> **TO BE DONE**:
Which lines contain the string "Картометрический"? Please list every one of them.

> **MATERIALS PROVIDED**:
== == ==
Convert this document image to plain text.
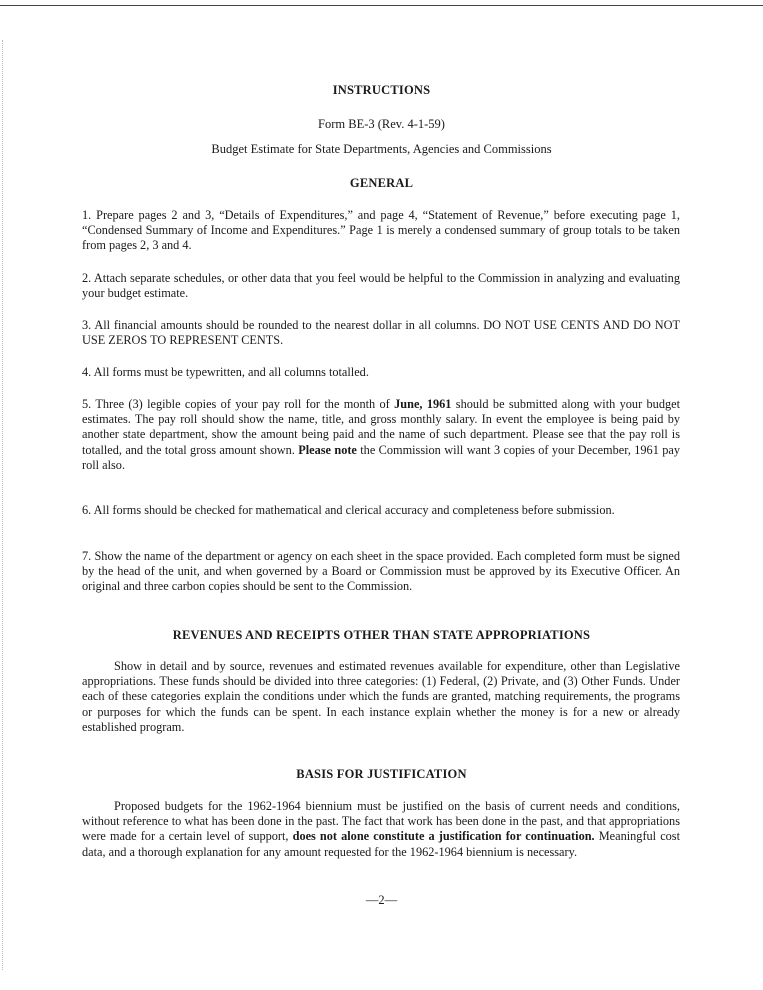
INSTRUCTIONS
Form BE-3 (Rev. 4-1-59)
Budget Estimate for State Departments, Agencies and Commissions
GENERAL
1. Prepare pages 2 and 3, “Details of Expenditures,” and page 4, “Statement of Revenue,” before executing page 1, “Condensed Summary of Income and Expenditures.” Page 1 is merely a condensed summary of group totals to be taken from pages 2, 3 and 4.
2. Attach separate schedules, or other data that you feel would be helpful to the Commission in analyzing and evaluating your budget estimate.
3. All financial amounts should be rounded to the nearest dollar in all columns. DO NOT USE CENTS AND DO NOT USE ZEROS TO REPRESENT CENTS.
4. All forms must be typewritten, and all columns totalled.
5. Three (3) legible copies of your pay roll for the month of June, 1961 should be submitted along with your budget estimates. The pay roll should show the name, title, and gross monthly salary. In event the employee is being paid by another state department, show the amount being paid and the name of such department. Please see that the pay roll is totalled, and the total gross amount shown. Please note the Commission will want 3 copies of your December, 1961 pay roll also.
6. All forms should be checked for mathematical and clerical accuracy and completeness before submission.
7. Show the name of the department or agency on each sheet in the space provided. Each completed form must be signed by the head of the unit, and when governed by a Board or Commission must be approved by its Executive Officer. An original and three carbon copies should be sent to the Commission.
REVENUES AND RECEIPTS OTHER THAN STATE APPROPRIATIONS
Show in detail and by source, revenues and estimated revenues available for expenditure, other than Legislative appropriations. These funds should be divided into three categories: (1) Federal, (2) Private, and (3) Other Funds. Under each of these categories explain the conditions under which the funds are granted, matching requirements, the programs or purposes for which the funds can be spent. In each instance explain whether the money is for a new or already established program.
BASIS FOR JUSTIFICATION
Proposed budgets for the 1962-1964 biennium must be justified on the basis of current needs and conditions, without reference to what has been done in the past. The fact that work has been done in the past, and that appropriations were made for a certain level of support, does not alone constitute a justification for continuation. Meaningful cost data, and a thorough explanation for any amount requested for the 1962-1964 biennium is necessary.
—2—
== == ==
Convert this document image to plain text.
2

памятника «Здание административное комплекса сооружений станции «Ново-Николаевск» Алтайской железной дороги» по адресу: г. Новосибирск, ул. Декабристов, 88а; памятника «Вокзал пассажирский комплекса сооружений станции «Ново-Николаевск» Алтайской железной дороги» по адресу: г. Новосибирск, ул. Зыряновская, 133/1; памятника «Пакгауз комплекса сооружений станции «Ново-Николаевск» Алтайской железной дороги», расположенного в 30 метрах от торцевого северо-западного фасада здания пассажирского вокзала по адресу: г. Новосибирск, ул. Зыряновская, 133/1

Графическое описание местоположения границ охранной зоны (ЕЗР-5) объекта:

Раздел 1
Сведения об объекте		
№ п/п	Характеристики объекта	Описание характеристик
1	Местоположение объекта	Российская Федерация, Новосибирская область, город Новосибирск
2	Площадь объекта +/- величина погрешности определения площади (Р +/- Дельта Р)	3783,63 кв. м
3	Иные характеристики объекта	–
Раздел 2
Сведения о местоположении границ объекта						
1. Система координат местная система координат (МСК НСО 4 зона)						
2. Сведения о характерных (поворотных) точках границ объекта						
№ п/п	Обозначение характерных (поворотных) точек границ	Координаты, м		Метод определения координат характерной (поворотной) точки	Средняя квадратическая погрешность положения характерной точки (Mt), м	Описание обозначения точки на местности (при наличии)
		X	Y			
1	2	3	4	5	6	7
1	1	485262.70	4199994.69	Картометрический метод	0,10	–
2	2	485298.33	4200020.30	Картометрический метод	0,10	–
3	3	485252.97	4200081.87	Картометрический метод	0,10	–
== == ==
> **WORKED SOLUTION**:
1	1	485262.70	4199994.69	Картометрический метод	0,10	–
2	2	485298.33	4200020.30	Картометрический метод	0,10	–
3	3	485252.97	4200081.87	Картометрический метод	0,10	–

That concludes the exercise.